### What you need to do
Write out the material exactly, with the pictures left out.

### Supplied data
++++++++++

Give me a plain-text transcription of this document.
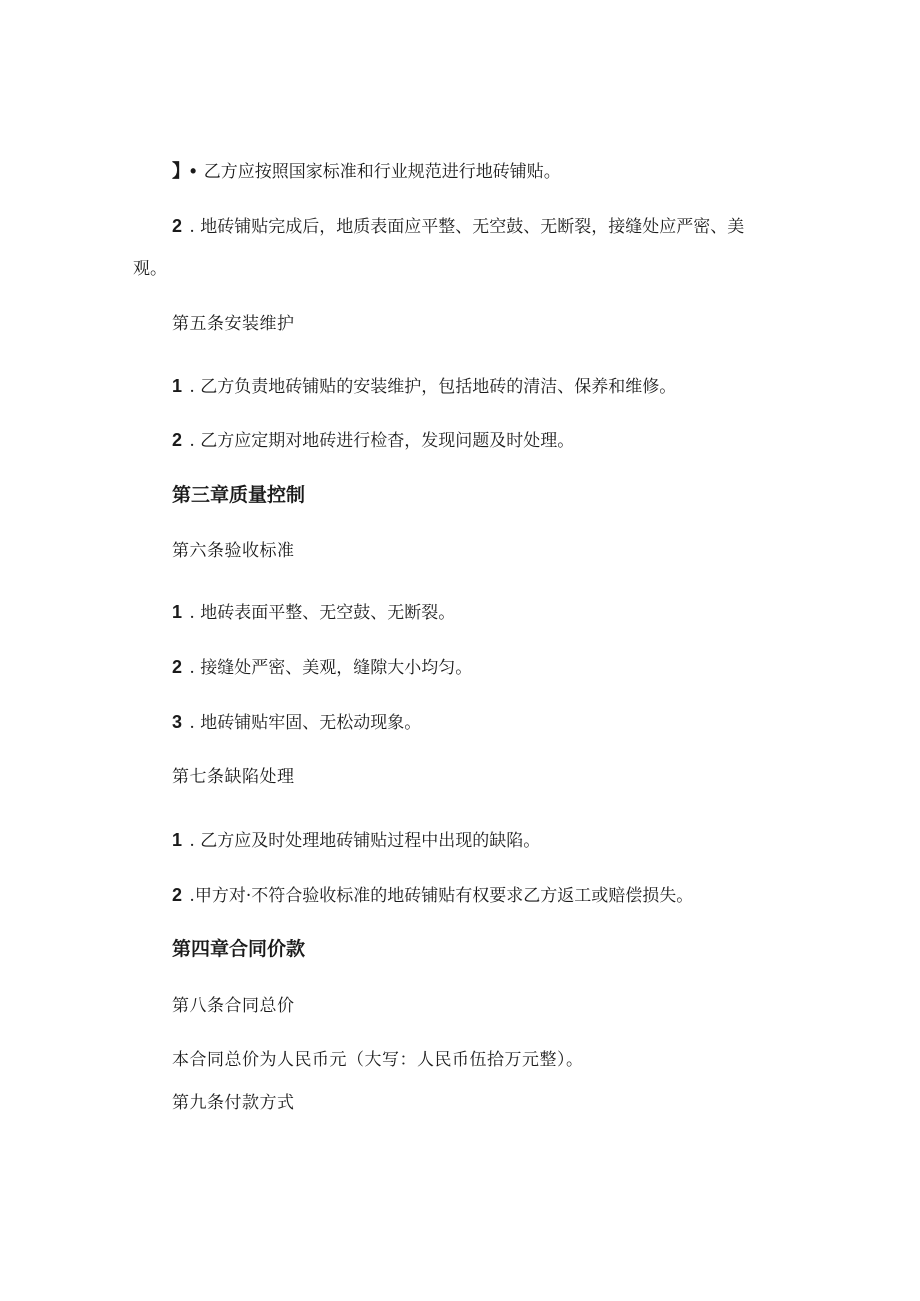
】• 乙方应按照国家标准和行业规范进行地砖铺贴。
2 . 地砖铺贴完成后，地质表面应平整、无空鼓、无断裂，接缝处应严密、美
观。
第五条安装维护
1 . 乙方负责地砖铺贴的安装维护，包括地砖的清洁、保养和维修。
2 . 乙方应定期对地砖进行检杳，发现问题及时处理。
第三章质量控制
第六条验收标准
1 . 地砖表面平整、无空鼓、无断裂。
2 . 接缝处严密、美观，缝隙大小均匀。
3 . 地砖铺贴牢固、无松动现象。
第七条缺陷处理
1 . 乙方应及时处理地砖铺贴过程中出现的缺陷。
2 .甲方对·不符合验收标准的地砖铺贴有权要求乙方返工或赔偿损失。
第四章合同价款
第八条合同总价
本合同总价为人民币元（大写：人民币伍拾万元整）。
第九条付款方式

++++++++++

### Output of the task
Give me a plain-text transcription of this document.
】• 乙方应按照国家标准和行业规范进行地砖铺贴。
2 . 地砖铺贴完成后，地质表面应平整、无空鼓、无断裂，接缝处应严密、美
观。
第五条安装维护
1 . 乙方负责地砖铺贴的安装维护，包括地砖的清洁、保养和维修。
2 . 乙方应定期对地砖进行检杳，发现问题及时处理。
第三章质量控制
第六条验收标准
1 . 地砖表面平整、无空鼓、无断裂。
2 . 接缝处严密、美观，缝隙大小均匀。
3 . 地砖铺贴牢固、无松动现象。
第七条缺陷处理
1 . 乙方应及时处理地砖铺贴过程中出现的缺陷。
2 .甲方对·不符合验收标准的地砖铺贴有权要求乙方返工或赔偿损失。
第四章合同价款
第八条合同总价
本合同总价为人民币元（大写：人民币伍拾万元整）。
第九条付款方式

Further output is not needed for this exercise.